**To do**
Lines containing the string "Feta" are to be collected in full.

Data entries
• • • • • • •
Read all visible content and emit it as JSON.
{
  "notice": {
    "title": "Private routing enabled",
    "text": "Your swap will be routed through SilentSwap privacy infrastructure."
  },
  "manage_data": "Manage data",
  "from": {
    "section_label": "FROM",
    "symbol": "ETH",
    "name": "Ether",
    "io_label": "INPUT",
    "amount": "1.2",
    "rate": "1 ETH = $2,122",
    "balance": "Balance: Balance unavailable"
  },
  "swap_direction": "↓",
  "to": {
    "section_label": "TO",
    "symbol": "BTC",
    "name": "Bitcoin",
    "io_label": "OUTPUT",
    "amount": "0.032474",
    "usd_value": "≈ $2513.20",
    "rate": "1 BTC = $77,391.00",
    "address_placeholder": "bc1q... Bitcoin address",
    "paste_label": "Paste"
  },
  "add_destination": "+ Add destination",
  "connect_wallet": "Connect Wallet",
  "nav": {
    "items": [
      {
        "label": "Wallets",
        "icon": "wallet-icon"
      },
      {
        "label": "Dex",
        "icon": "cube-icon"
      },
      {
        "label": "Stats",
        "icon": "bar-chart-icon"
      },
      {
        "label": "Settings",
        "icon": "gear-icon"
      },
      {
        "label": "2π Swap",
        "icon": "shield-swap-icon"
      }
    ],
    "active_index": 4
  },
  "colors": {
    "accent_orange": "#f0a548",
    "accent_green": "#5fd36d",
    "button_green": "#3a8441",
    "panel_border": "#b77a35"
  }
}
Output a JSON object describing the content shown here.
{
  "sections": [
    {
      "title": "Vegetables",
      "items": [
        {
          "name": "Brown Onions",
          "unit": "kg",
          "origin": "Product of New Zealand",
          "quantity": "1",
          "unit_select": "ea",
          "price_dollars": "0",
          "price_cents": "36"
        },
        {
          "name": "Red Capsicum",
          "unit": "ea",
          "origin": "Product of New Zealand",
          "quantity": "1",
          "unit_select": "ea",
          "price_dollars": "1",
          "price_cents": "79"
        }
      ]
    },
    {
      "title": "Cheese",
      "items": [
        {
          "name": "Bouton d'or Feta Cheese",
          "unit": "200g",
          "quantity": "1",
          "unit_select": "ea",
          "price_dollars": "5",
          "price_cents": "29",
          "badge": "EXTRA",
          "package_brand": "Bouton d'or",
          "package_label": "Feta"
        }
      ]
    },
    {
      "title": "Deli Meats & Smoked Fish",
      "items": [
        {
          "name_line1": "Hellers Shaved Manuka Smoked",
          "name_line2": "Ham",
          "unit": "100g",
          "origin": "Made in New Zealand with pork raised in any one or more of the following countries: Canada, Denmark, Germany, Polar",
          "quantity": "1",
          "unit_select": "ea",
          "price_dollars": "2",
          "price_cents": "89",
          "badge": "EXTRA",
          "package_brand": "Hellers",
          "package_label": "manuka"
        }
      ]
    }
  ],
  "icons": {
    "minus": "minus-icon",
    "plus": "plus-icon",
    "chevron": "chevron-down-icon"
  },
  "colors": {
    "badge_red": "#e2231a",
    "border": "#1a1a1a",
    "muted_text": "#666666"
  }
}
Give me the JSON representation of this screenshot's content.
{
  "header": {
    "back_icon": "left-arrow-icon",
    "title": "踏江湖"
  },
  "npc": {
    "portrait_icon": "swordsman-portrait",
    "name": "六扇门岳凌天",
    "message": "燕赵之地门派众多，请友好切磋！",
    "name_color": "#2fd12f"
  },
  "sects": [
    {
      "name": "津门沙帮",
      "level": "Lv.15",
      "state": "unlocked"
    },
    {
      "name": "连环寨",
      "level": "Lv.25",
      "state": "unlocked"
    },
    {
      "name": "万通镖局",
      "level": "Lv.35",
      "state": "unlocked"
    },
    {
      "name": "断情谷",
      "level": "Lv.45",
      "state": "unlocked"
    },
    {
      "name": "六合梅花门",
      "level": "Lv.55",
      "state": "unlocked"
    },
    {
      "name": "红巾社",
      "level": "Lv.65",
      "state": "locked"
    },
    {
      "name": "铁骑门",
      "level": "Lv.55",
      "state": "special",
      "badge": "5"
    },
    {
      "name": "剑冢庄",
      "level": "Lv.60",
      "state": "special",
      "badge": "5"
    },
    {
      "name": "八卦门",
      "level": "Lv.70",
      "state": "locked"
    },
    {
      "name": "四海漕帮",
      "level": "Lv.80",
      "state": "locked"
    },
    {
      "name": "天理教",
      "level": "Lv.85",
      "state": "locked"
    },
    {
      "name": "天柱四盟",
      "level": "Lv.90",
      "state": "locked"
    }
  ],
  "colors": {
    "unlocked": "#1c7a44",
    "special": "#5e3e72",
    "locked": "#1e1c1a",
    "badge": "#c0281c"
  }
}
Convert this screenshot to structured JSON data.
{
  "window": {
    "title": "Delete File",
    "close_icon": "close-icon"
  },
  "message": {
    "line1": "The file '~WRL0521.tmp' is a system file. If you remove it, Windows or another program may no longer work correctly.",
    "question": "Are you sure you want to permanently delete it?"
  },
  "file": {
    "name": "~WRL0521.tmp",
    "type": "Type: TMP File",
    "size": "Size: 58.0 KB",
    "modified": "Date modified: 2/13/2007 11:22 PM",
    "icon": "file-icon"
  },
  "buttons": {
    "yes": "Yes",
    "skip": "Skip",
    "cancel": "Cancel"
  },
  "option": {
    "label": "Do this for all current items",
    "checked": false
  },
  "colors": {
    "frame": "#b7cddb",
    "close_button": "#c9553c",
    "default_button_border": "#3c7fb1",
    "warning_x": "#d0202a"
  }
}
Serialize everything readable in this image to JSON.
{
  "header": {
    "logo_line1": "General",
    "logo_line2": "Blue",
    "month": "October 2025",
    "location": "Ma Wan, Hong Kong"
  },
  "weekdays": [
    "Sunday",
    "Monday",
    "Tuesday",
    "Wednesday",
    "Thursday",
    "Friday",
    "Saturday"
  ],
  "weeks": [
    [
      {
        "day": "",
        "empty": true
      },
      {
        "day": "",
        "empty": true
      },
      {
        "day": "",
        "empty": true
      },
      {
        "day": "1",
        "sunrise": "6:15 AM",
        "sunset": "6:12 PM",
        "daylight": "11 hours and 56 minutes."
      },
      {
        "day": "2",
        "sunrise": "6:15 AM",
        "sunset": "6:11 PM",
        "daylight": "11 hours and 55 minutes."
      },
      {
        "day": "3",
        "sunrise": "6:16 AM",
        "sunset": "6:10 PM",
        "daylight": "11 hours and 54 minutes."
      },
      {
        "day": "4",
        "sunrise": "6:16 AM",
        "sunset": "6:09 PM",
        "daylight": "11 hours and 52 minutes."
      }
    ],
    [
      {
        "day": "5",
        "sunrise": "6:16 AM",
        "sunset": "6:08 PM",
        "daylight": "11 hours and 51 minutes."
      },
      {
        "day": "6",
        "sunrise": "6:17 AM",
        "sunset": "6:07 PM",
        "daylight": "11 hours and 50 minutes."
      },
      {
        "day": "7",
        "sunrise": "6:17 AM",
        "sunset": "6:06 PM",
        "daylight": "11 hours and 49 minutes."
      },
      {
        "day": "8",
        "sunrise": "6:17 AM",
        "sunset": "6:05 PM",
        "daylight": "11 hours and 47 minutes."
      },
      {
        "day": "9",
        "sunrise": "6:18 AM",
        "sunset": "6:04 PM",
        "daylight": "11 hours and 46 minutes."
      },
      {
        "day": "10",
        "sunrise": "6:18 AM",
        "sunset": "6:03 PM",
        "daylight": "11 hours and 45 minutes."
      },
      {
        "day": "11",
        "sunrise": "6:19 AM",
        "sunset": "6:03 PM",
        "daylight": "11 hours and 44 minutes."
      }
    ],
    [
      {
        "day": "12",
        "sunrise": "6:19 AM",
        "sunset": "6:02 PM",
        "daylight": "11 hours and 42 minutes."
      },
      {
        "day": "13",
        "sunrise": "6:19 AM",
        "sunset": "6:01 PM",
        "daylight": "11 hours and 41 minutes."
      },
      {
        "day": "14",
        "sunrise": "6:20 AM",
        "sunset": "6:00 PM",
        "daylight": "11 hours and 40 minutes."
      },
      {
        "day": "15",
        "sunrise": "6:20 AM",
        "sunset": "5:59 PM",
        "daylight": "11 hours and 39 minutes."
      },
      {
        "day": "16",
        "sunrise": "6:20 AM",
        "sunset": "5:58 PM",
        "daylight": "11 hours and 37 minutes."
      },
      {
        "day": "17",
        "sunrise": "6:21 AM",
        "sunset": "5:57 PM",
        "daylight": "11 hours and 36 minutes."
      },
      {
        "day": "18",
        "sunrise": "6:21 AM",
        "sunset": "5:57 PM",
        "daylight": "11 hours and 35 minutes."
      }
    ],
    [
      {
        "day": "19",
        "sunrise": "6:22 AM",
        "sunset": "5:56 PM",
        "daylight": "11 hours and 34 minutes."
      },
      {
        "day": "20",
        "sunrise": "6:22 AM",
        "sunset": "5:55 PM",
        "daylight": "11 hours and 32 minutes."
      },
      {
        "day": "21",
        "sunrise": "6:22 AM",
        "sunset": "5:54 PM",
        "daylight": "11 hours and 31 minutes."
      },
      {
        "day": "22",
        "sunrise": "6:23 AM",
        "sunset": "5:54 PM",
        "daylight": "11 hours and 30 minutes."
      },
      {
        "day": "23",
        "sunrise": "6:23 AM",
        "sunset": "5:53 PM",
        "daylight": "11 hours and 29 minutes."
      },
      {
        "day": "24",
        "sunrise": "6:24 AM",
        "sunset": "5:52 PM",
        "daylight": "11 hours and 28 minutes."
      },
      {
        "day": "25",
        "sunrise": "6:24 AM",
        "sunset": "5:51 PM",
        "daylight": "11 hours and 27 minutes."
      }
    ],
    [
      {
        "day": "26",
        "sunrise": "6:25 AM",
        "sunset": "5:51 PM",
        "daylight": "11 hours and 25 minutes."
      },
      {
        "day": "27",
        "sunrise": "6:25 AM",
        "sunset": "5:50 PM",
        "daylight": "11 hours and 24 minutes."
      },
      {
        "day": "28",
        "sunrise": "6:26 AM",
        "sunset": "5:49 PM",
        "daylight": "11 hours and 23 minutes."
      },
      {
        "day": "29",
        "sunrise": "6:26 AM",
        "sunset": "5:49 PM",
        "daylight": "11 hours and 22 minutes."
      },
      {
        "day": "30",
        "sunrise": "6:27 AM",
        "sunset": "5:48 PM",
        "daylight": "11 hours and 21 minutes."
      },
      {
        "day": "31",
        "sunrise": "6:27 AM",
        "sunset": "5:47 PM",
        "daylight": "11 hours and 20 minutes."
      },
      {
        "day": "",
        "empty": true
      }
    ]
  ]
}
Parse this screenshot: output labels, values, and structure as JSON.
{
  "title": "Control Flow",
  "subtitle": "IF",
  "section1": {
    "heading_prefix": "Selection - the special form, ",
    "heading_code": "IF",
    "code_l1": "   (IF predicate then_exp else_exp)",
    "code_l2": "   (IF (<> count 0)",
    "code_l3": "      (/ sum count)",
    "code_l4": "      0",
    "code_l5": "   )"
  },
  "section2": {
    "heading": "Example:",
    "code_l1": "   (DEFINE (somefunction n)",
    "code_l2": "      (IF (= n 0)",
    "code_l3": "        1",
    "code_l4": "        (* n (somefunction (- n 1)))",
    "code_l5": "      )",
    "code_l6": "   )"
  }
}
• • • • • • •
**Reply to the exercise**
          "name": "Bouton d'or Feta Cheese",
          "package_label": "Feta"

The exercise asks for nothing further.